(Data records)
....
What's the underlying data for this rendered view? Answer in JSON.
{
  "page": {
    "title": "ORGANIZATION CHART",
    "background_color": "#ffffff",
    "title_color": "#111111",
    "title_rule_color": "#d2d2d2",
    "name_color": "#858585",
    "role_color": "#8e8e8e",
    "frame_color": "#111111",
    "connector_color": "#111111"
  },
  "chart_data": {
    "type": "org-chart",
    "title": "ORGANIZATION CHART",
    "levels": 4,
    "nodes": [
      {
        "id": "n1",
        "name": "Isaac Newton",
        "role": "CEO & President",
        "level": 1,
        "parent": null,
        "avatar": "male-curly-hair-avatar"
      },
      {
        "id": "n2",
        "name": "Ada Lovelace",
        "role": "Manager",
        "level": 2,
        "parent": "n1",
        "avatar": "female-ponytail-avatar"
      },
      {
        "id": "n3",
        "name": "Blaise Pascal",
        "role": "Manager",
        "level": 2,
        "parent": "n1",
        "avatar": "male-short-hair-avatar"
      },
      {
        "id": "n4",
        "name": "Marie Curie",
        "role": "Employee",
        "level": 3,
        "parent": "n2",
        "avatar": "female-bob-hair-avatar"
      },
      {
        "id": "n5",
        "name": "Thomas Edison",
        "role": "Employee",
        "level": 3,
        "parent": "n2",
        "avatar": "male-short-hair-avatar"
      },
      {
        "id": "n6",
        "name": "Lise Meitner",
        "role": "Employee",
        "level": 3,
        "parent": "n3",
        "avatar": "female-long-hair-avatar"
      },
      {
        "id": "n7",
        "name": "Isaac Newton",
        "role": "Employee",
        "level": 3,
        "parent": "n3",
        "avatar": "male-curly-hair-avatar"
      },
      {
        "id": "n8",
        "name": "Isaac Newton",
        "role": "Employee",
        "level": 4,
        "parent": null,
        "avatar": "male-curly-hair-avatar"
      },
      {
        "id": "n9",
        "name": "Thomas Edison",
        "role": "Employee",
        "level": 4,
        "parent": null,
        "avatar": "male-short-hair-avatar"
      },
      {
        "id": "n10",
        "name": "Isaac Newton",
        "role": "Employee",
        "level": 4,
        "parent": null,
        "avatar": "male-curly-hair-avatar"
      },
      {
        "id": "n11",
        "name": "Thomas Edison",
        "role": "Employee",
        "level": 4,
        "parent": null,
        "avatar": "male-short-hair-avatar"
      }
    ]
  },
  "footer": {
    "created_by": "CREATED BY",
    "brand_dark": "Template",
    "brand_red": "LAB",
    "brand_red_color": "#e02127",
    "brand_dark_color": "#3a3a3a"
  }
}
....
* [STATED TASK]:
Copy out each record, keeping every word as it is.

* [OUTPUT OF THE TASK]:
What's the underlying data for this rendered view? Answer in JSON.
{
  "page": {
    "title": "ORGANIZATION CHART",
    "background_color": "#ffffff",
    "title_color": "#111111",
    "title_rule_color": "#d2d2d2",
    "name_color": "#858585",
    "role_color": "#8e8e8e",
    "frame_color": "#111111",
    "connector_color": "#111111"
  },
  "chart_data": {
    "type": "org-chart",
    "title": "ORGANIZATION CHART",
    "levels": 4,
    "nodes": [
      {
        "id": "n1",
        "name": "Isaac Newton",
        "role": "CEO & President",
        "level": 1,
        "parent": null,
        "avatar": "male-curly-hair-avatar"
      },
      {
        "id": "n2",
        "name": "Ada Lovelace",
        "role": "Manager",
        "level": 2,
        "parent": "n1",
        "avatar": "female-ponytail-avatar"
      },
      {
        "id": "n3",
        "name": "Blaise Pascal",
        "role": "Manager",
        "level": 2,
        "parent": "n1",
        "avatar": "male-short-hair-avatar"
      },
      {
        "id": "n4",
        "name": "Marie Curie",
        "role": "Employee",
        "level": 3,
        "parent": "n2",
        "avatar": "female-bob-hair-avatar"
      },
      {
        "id": "n5",
        "name": "Thomas Edison",
        "role": "Employee",
        "level": 3,
        "parent": "n2",
        "avatar": "male-short-hair-avatar"
      },
      {
        "id": "n6",
        "name": "Lise Meitner",
        "role": "Employee",
        "level": 3,
        "parent": "n3",
        "avatar": "female-long-hair-avatar"
      },
      {
        "id": "n7",
        "name": "Isaac Newton",
        "role": "Employee",
        "level": 3,
        "parent": "n3",
        "avatar": "male-curly-hair-avatar"
      },
      {
        "id": "n8",
        "name": "Isaac Newton",
        "role": "Employee",
        "level": 4,
        "parent": null,
        "avatar": "male-curly-hair-avatar"
      },
      {
        "id": "n9",
        "name": "Thomas Edison",
        "role": "Employee",
        "level": 4,
        "parent": null,
        "avatar": "male-short-hair-avatar"
      },
      {
        "id": "n10",
        "name": "Isaac Newton",
        "role": "Employee",
        "level": 4,
        "parent": null,
        "avatar": "male-curly-hair-avatar"
      },
      {
        "id": "n11",
        "name": "Thomas Edison",
        "role": "Employee",
        "level": 4,
        "parent": null,
        "avatar": "male-short-hair-avatar"
      }
    ]
  },
  "footer": {
    "created_by": "CREATED BY",
    "brand_dark": "Template",
    "brand_red": "LAB",
    "brand_red_color": "#e02127",
    "brand_dark_color": "#3a3a3a"
  }
}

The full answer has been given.